*WHAT YOU HAVE TO DO*: Reproduce every line of the entries below word for word, but leave the pictures out of your answer.

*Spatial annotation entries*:
----

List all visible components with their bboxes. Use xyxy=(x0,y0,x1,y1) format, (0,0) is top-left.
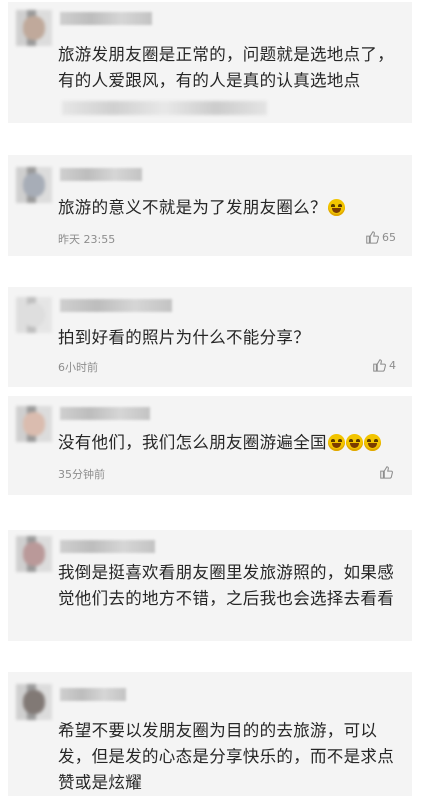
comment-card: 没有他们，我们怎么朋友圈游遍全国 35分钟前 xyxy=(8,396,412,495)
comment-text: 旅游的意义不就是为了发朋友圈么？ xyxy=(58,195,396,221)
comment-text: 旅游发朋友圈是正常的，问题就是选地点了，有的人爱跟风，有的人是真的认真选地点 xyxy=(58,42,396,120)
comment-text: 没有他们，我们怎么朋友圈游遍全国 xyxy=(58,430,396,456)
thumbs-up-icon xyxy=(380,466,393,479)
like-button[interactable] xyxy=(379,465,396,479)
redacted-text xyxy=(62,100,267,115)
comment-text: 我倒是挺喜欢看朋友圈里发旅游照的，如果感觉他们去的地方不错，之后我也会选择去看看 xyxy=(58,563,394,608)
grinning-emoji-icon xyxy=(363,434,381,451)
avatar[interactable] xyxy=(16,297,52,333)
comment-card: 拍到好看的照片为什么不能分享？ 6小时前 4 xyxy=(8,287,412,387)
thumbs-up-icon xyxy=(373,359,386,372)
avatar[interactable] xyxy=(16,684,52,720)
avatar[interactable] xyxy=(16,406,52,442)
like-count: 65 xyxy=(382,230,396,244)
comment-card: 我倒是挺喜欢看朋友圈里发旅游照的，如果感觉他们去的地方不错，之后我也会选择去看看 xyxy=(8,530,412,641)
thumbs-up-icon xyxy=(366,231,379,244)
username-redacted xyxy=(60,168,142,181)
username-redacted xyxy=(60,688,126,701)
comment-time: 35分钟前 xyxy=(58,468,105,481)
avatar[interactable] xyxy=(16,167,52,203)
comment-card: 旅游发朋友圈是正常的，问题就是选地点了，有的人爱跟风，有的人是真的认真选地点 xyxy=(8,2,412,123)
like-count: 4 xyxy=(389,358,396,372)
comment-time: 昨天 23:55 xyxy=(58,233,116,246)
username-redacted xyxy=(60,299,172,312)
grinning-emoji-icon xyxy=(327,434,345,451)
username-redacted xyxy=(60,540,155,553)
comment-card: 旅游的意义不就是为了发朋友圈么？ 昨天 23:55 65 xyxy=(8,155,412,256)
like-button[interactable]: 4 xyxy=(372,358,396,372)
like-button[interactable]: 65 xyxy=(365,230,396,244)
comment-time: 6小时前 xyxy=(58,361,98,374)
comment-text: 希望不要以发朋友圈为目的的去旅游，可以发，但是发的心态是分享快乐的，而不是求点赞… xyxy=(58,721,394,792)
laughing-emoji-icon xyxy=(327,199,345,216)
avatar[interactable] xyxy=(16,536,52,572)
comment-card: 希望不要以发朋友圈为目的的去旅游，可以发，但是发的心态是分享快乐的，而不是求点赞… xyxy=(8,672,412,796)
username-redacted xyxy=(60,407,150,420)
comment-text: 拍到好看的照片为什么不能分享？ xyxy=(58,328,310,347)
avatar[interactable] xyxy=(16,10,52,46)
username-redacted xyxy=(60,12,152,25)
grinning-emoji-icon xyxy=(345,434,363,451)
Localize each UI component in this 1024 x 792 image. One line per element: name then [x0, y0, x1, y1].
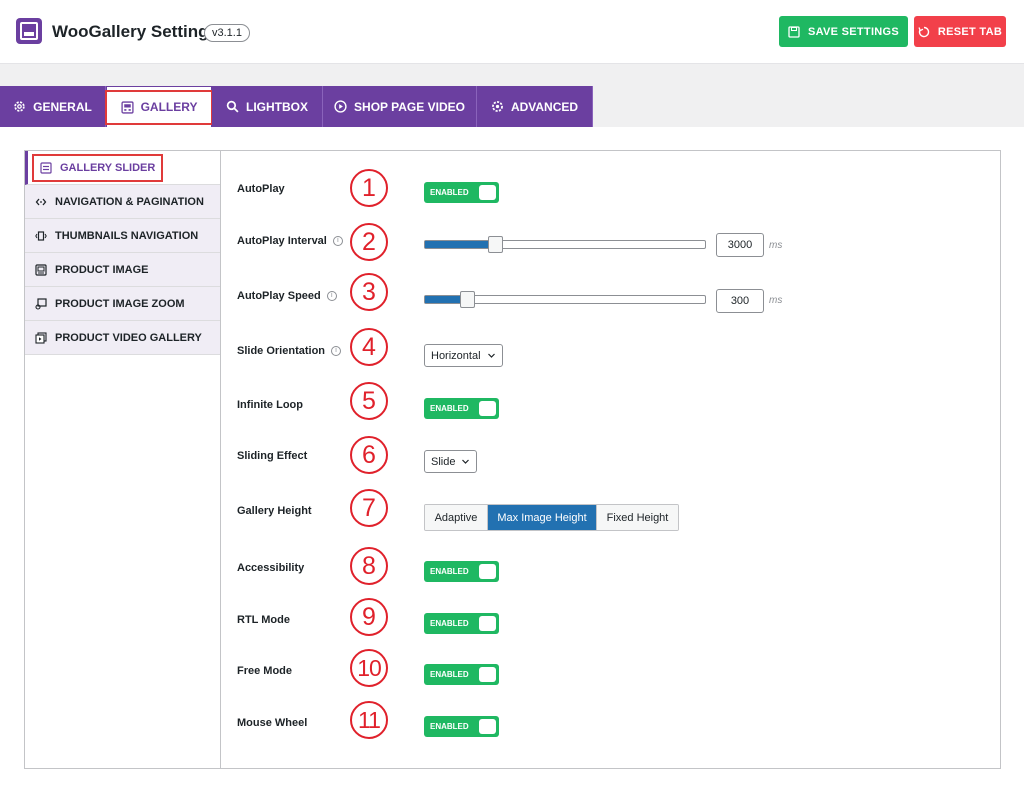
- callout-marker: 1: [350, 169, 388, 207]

----

*ANSWER BELOW*:
List all visible components with their bboxes. Use xyxy=(x0,y0,x1,y1) format, (0,0) is top-left.
comment-card: 没有他们，我们怎么朋友圈游遍全国 35分钟前 xyxy=(8,396,412,495)
comment-text: 旅游的意义不就是为了发朋友圈么？ xyxy=(58,195,396,221)
comment-text: 旅游发朋友圈是正常的，问题就是选地点了，有的人爱跟风，有的人是真的认真选地点 xyxy=(58,42,396,120)
comment-text: 没有他们，我们怎么朋友圈游遍全国 xyxy=(58,430,396,456)
thumbs-up-icon xyxy=(380,466,393,479)
like-button[interactable] xyxy=(379,465,396,479)
redacted-text xyxy=(62,100,267,115)
comment-text: 我倒是挺喜欢看朋友圈里发旅游照的，如果感觉他们去的地方不错，之后我也会选择去看看 xyxy=(58,563,394,608)
grinning-emoji-icon xyxy=(363,434,381,451)
avatar[interactable] xyxy=(16,297,52,333)
comment-card: 拍到好看的照片为什么不能分享？ 6小时前 4 xyxy=(8,287,412,387)
thumbs-up-icon xyxy=(373,359,386,372)
avatar[interactable] xyxy=(16,684,52,720)
avatar[interactable] xyxy=(16,406,52,442)
like-count: 65 xyxy=(382,230,396,244)
comment-card: 我倒是挺喜欢看朋友圈里发旅游照的，如果感觉他们去的地方不错，之后我也会选择去看看 xyxy=(8,530,412,641)
thumbs-up-icon xyxy=(366,231,379,244)
username-redacted xyxy=(60,168,142,181)
username-redacted xyxy=(60,688,126,701)
comment-time: 35分钟前 xyxy=(58,468,105,481)
avatar[interactable] xyxy=(16,167,52,203)
comment-card: 旅游发朋友圈是正常的，问题就是选地点了，有的人爱跟风，有的人是真的认真选地点 xyxy=(8,2,412,123)
like-count: 4 xyxy=(389,358,396,372)
comment-time: 昨天 23:55 xyxy=(58,233,116,246)
username-redacted xyxy=(60,299,172,312)
grinning-emoji-icon xyxy=(327,434,345,451)
username-redacted xyxy=(60,540,155,553)
comment-card: 旅游的意义不就是为了发朋友圈么？ 昨天 23:55 65 xyxy=(8,155,412,256)
like-button[interactable]: 4 xyxy=(372,358,396,372)
like-button[interactable]: 65 xyxy=(365,230,396,244)
comment-time: 6小时前 xyxy=(58,361,98,374)
comment-text: 希望不要以发朋友圈为目的的去旅游，可以发，但是发的心态是分享快乐的，而不是求点赞… xyxy=(58,721,394,792)
laughing-emoji-icon xyxy=(327,199,345,216)
avatar[interactable] xyxy=(16,536,52,572)
comment-card: 希望不要以发朋友圈为目的的去旅游，可以发，但是发的心态是分享快乐的，而不是求点赞… xyxy=(8,672,412,796)
username-redacted xyxy=(60,407,150,420)
comment-text: 拍到好看的照片为什么不能分享？ xyxy=(58,328,310,347)
avatar[interactable] xyxy=(16,10,52,46)
username-redacted xyxy=(60,12,152,25)
grinning-emoji-icon xyxy=(345,434,363,451)
Localize each UI component in this 1024 x 792 image. One line per element: name then [x0, y0, x1, y1].
- callout-marker: 1: [350, 169, 388, 207]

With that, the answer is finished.